◆ AIM OF THE EXERCISE
Using the vineyard story text, decide whether each statement below agrees with it, and answer yes or no for each, quoting the deciding words. 1. The owner leased the farm to tenant farmers and then moved to another country. 2. The first man sent at grape-picking time returned with the owner's share of the crop. 3. The farmers threw the son's body out of the vineyard.

◆ PAGE TEXT
12 Here are some of the story-illustrations Jesus gave to the people at that time:
“A man planted a vineyard and built a wall around it and dug a pit for pressing out the grape juice, and built a watchman’s tower. Then he leased the farm to tenant farmers and moved to another country. 2 At grape-picking time he sent one of his men to collect his share of the crop. 3 But the farmers beat up the man and sent him back empty-handed.
4 “The owner then sent another of his men, who received the same treatment, only worse, for his head was seriously injured. 5 The next man he sent was killed; and later, others were either beaten or killed, until 6 there was only one left—his only son. He finally sent him, thinking they would surely give him their full respect.
7 “But when the farmers saw him coming they said, ‘He will own the farm when his father dies. Come on, let’s kill him—and then the farm will be ours!’ 8 So they caught him and murdered him and threw his body out of the vineyard.
9 “What do you suppose the owner will do when he hears what happened? He will come and kill them all, and lease the vineyard to others. 10 Don’t you remember reading this verse in the Scriptures? ‘The Rock the builders threw away became the cornerstone, the most honored stone in the building! 11 This is the Lord’s doing and it is an amazing thing to see.’”

(Structured page parsing data)
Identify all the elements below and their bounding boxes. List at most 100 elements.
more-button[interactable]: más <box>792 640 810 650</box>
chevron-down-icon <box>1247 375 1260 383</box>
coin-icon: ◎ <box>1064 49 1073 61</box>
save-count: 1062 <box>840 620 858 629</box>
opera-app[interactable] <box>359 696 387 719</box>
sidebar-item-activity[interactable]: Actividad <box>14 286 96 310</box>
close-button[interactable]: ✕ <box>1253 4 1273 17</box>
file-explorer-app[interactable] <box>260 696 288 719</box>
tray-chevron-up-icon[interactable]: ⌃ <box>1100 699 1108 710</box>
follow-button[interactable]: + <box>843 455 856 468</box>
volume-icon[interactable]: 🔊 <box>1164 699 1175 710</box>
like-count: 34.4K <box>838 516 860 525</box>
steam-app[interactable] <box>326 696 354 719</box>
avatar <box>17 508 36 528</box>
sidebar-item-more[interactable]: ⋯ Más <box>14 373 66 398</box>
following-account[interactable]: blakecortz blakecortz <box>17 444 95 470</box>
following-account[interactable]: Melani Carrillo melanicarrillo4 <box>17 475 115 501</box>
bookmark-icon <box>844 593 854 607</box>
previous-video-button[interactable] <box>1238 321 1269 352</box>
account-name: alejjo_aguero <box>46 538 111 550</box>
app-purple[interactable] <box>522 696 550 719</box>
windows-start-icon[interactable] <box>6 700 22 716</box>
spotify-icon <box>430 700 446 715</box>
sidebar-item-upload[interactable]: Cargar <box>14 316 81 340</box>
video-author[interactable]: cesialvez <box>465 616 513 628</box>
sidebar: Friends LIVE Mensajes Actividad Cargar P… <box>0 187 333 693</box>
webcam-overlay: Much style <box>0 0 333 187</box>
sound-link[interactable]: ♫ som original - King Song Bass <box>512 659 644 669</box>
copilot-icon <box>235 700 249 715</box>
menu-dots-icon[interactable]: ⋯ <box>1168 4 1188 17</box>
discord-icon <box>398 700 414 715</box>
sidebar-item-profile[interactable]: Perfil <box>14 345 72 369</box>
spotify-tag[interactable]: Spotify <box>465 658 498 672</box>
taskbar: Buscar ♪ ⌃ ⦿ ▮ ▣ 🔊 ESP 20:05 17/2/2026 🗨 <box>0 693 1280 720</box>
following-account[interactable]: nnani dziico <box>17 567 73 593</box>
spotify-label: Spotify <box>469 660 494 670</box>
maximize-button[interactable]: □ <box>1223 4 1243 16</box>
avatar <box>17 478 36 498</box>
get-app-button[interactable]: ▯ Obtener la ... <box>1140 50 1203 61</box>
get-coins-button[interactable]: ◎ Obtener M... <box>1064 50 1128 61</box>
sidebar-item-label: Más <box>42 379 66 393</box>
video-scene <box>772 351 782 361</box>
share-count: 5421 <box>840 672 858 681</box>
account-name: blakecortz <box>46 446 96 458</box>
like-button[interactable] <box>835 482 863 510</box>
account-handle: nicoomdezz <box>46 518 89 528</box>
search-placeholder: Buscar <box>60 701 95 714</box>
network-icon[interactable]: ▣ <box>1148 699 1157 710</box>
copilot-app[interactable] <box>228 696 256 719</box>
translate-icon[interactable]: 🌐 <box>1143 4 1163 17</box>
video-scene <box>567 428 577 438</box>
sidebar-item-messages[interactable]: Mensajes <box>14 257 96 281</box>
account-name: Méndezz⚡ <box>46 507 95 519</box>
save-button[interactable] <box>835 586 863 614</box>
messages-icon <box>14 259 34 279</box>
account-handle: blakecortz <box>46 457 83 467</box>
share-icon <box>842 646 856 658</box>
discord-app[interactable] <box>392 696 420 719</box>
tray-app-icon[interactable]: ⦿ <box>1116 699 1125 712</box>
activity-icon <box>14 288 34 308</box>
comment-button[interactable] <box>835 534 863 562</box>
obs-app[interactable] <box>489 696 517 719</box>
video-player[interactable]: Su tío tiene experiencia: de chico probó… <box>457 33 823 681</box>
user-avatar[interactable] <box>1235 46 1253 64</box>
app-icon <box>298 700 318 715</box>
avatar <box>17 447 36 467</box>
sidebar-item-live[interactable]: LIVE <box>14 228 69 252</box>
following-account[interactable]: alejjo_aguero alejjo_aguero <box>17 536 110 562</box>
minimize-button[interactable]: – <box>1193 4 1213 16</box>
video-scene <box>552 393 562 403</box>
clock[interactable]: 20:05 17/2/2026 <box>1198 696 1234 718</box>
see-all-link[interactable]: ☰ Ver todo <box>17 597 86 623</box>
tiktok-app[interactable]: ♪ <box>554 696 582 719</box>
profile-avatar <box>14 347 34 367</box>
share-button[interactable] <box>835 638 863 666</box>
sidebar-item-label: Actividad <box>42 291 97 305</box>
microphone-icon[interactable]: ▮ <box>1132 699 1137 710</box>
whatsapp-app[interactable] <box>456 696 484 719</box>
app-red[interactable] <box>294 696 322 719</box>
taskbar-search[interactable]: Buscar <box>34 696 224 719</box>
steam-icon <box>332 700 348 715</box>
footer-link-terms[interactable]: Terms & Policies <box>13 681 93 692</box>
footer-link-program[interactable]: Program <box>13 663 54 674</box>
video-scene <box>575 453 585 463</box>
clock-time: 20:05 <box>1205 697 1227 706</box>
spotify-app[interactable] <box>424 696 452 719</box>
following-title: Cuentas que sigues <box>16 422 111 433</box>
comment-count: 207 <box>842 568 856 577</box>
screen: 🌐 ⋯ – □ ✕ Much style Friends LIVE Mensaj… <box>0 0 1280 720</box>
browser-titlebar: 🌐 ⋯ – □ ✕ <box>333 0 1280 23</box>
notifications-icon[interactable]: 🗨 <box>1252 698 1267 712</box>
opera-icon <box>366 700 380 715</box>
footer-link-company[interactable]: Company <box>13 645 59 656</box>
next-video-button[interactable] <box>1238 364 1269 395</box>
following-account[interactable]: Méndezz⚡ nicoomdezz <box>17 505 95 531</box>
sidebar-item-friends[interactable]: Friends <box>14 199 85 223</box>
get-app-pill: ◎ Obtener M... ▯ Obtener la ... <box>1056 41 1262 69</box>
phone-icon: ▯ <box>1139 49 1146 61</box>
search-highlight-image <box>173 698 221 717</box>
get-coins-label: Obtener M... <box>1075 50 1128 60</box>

◆ WRITTEN SOLUTION
1. Yes: "Then he leased the farm to tenant farmers and moved to another country."
2. No: "But the farmers beat up the man and sent him back empty-handed."
3. Yes: "So they caught him and murdered him and threw his body out of the vineyard."